▶ **SHORT TASK**
Exactly repeat the full listing that follows.

# # # # # # #

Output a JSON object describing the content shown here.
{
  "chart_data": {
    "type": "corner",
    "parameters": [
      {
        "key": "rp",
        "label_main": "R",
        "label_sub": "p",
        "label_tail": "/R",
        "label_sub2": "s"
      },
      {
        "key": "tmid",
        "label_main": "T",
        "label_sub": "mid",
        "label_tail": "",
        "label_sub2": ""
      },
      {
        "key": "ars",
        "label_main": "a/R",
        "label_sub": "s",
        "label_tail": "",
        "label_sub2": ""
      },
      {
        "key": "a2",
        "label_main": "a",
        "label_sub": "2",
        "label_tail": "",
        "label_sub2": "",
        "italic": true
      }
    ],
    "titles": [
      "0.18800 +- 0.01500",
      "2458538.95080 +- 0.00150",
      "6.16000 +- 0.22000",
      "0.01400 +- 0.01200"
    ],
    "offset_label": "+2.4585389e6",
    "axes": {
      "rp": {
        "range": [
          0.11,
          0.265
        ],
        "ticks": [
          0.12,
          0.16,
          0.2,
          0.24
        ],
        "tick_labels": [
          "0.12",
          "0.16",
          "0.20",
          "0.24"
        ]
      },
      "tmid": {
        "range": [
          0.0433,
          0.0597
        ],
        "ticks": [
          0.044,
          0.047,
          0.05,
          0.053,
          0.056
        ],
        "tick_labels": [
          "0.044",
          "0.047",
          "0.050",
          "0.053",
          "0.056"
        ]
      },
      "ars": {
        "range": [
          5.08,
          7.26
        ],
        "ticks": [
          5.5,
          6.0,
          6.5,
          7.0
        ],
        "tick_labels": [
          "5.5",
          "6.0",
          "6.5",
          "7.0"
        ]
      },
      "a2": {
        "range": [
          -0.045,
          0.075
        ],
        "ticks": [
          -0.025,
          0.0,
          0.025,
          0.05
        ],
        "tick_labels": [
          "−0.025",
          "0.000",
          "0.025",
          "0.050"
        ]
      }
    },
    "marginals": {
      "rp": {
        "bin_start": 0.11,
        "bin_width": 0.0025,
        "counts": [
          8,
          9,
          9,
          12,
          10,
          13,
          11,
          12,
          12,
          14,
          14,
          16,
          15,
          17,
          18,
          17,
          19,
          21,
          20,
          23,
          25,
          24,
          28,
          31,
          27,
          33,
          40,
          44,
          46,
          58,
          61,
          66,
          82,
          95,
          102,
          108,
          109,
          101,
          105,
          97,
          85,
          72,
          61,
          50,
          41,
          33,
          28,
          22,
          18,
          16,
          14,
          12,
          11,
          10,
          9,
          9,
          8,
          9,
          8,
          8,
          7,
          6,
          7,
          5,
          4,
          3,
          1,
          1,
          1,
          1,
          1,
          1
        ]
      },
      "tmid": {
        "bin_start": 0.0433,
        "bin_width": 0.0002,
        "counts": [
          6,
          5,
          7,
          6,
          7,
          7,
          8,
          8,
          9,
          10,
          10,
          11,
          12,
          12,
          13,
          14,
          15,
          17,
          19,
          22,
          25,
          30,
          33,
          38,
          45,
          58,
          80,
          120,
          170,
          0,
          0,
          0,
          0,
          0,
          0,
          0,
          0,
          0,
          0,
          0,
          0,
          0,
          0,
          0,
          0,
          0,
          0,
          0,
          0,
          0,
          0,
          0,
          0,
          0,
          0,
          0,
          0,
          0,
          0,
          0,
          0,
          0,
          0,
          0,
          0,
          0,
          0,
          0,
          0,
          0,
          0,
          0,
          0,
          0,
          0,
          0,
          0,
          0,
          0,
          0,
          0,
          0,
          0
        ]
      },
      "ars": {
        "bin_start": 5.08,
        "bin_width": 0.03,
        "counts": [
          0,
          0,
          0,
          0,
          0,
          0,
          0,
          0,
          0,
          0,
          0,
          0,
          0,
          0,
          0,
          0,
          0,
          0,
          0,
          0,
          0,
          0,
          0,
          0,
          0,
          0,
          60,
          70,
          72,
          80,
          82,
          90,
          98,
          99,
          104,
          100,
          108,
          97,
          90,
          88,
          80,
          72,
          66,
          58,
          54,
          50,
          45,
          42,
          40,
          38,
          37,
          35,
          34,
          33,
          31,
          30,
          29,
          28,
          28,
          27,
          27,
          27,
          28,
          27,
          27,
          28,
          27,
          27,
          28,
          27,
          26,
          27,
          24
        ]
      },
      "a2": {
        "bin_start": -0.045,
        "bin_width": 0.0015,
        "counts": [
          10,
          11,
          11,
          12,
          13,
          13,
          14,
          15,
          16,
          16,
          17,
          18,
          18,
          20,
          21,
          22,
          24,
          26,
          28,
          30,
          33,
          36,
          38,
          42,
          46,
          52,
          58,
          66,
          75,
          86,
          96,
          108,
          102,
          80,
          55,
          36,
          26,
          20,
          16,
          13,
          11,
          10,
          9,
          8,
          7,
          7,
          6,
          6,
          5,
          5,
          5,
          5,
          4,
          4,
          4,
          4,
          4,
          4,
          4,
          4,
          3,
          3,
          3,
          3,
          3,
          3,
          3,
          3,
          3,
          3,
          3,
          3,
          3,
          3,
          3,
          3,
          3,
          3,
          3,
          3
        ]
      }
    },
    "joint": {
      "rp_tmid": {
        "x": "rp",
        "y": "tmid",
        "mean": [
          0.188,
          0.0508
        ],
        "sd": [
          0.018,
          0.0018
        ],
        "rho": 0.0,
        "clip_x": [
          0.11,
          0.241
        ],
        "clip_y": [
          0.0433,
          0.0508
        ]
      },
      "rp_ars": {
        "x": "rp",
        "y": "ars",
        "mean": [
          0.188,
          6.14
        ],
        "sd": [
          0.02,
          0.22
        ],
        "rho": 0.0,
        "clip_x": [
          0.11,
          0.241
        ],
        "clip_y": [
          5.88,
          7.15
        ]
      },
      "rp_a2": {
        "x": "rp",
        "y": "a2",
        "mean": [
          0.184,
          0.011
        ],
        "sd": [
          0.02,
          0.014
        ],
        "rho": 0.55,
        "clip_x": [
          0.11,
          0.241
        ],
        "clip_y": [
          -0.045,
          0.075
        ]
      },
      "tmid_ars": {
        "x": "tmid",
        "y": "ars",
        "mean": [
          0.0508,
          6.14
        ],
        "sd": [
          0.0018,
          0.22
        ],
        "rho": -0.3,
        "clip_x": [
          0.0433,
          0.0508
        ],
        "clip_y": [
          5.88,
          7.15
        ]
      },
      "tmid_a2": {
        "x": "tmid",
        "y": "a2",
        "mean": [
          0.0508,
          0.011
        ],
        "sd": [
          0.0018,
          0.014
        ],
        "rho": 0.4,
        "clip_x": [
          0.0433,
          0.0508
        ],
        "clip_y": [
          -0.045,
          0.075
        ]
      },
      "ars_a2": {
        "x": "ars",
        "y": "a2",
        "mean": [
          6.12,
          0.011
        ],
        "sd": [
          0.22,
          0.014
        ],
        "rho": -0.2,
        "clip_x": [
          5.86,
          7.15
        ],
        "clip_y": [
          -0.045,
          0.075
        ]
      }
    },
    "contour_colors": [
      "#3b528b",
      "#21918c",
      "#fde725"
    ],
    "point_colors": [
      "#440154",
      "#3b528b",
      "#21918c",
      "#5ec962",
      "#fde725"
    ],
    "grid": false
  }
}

# # # # # # #

▶ **EXERCISE ANSWER**
Output a JSON object describing the content shown here.
{
  "chart_data": {
    "type": "corner",
    "parameters": [
      {
        "key": "rp",
        "label_main": "R",
        "label_sub": "p",
        "label_tail": "/R",
        "label_sub2": "s"
      },
      {
        "key": "tmid",
        "label_main": "T",
        "label_sub": "mid",
        "label_tail": "",
        "label_sub2": ""
      },
      {
        "key": "ars",
        "label_main": "a/R",
        "label_sub": "s",
        "label_tail": "",
        "label_sub2": ""
      },
      {
        "key": "a2",
        "label_main": "a",
        "label_sub": "2",
        "label_tail": "",
        "label_sub2": "",
        "italic": true
      }
    ],
    "titles": [
      "0.18800 +- 0.01500",
      "2458538.95080 +- 0.00150",
      "6.16000 +- 0.22000",
      "0.01400 +- 0.01200"
    ],
    "offset_label": "+2.4585389e6",
    "axes": {
      "rp": {
        "range": [
          0.11,
          0.265
        ],
        "ticks": [
          0.12,
          0.16,
          0.2,
          0.24
        ],
        "tick_labels": [
          "0.12",
          "0.16",
          "0.20",
          "0.24"
        ]
      },
      "tmid": {
        "range": [
          0.0433,
          0.0597
        ],
        "ticks": [
          0.044,
          0.047,
          0.05,
          0.053,
          0.056
        ],
        "tick_labels": [
          "0.044",
          "0.047",
          "0.050",
          "0.053",
          "0.056"
        ]
      },
      "ars": {
        "range": [
          5.08,
          7.26
        ],
        "ticks": [
          5.5,
          6.0,
          6.5,
          7.0
        ],
        "tick_labels": [
          "5.5",
          "6.0",
          "6.5",
          "7.0"
        ]
      },
      "a2": {
        "range": [
          -0.045,
          0.075
        ],
        "ticks": [
          -0.025,
          0.0,
          0.025,
          0.05
        ],
        "tick_labels": [
          "−0.025",
          "0.000",
          "0.025",
          "0.050"
        ]
      }
    },
    "marginals": {
      "rp": {
        "bin_start": 0.11,
        "bin_width": 0.0025,
        "counts": [
          8,
          9,
          9,
          12,
          10,
          13,
          11,
          12,
          12,
          14,
          14,
          16,
          15,
          17,
          18,
          17,
          19,
          21,
          20,
          23,
          25,
          24,
          28,
          31,
          27,
          33,
          40,
          44,
          46,
          58,
          61,
          66,
          82,
          95,
          102,
          108,
          109,
          101,
          105,
          97,
          85,
          72,
          61,
          50,
          41,
          33,
          28,
          22,
          18,
          16,
          14,
          12,
          11,
          10,
          9,
          9,
          8,
          9,
          8,
          8,
          7,
          6,
          7,
          5,
          4,
          3,
          1,
          1,
          1,
          1,
          1,
          1
        ]
      },
      "tmid": {
        "bin_start": 0.0433,
        "bin_width": 0.0002,
        "counts": [
          6,
          5,
          7,
          6,
          7,
          7,
          8,
          8,
          9,
          10,
          10,
          11,
          12,
          12,
          13,
          14,
          15,
          17,
          19,
          22,
          25,
          30,
          33,
          38,
          45,
          58,
          80,
          120,
          170,
          0,
          0,
          0,
          0,
          0,
          0,
          0,
          0,
          0,
          0,
          0,
          0,
          0,
          0,
          0,
          0,
          0,
          0,
          0,
          0,
          0,
          0,
          0,
          0,
          0,
          0,
          0,
          0,
          0,
          0,
          0,
          0,
          0,
          0,
          0,
          0,
          0,
          0,
          0,
          0,
          0,
          0,
          0,
          0,
          0,
          0,
          0,
          0,
          0,
          0,
          0,
          0,
          0,
          0
        ]
      },
      "ars": {
        "bin_start": 5.08,
        "bin_width": 0.03,
        "counts": [
          0,
          0,
          0,
          0,
          0,
          0,
          0,
          0,
          0,
          0,
          0,
          0,
          0,
          0,
          0,
          0,
          0,
          0,
          0,
          0,
          0,
          0,
          0,
          0,
          0,
          0,
          60,
          70,
          72,
          80,
          82,
          90,
          98,
          99,
          104,
          100,
          108,
          97,
          90,
          88,
          80,
          72,
          66,
          58,
          54,
          50,
          45,
          42,
          40,
          38,
          37,
          35,
          34,
          33,
          31,
          30,
          29,
          28,
          28,
          27,
          27,
          27,
          28,
          27,
          27,
          28,
          27,
          27,
          28,
          27,
          26,
          27,
          24
        ]
      },
      "a2": {
        "bin_start": -0.045,
        "bin_width": 0.0015,
        "counts": [
          10,
          11,
          11,
          12,
          13,
          13,
          14,
          15,
          16,
          16,
          17,
          18,
          18,
          20,
          21,
          22,
          24,
          26,
          28,
          30,
          33,
          36,
          38,
          42,
          46,
          52,
          58,
          66,
          75,
          86,
          96,
          108,
          102,
          80,
          55,
          36,
          26,
          20,
          16,
          13,
          11,
          10,
          9,
          8,
          7,
          7,
          6,
          6,
          5,
          5,
          5,
          5,
          4,
          4,
          4,
          4,
          4,
          4,
          4,
          4,
          3,
          3,
          3,
          3,
          3,
          3,
          3,
          3,
          3,
          3,
          3,
          3,
          3,
          3,
          3,
          3,
          3,
          3,
          3,
          3
        ]
      }
    },
    "joint": {
      "rp_tmid": {
        "x": "rp",
        "y": "tmid",
        "mean": [
          0.188,
          0.0508
        ],
        "sd": [
          0.018,
          0.0018
        ],
        "rho": 0.0,
        "clip_x": [
          0.11,
          0.241
        ],
        "clip_y": [
          0.0433,
          0.0508
        ]
      },
      "rp_ars": {
        "x": "rp",
        "y": "ars",
        "mean": [
          0.188,
          6.14
        ],
        "sd": [
          0.02,
          0.22
        ],
        "rho": 0.0,
        "clip_x": [
          0.11,
          0.241
        ],
        "clip_y": [
          5.88,
          7.15
        ]
      },
      "rp_a2": {
        "x": "rp",
        "y": "a2",
        "mean": [
          0.184,
          0.011
        ],
        "sd": [
          0.02,
          0.014
        ],
        "rho": 0.55,
        "clip_x": [
          0.11,
          0.241
        ],
        "clip_y": [
          -0.045,
          0.075
        ]
      },
      "tmid_ars": {
        "x": "tmid",
        "y": "ars",
        "mean": [
          0.0508,
          6.14
        ],
        "sd": [
          0.0018,
          0.22
        ],
        "rho": -0.3,
        "clip_x": [
          0.0433,
          0.0508
        ],
        "clip_y": [
          5.88,
          7.15
        ]
      },
      "tmid_a2": {
        "x": "tmid",
        "y": "a2",
        "mean": [
          0.0508,
          0.011
        ],
        "sd": [
          0.0018,
          0.014
        ],
        "rho": 0.4,
        "clip_x": [
          0.0433,
          0.0508
        ],
        "clip_y": [
          -0.045,
          0.075
        ]
      },
      "ars_a2": {
        "x": "ars",
        "y": "a2",
        "mean": [
          6.12,
          0.011
        ],
        "sd": [
          0.22,
          0.014
        ],
        "rho": -0.2,
        "clip_x": [
          5.86,
          7.15
        ],
        "clip_y": [
          -0.045,
          0.075
        ]
      }
    },
    "contour_colors": [
      "#3b528b",
      "#21918c",
      "#fde725"
    ],
    "point_colors": [
      "#440154",
      "#3b528b",
      "#21918c",
      "#5ec962",
      "#fde725"
    ],
    "grid": false
  }
}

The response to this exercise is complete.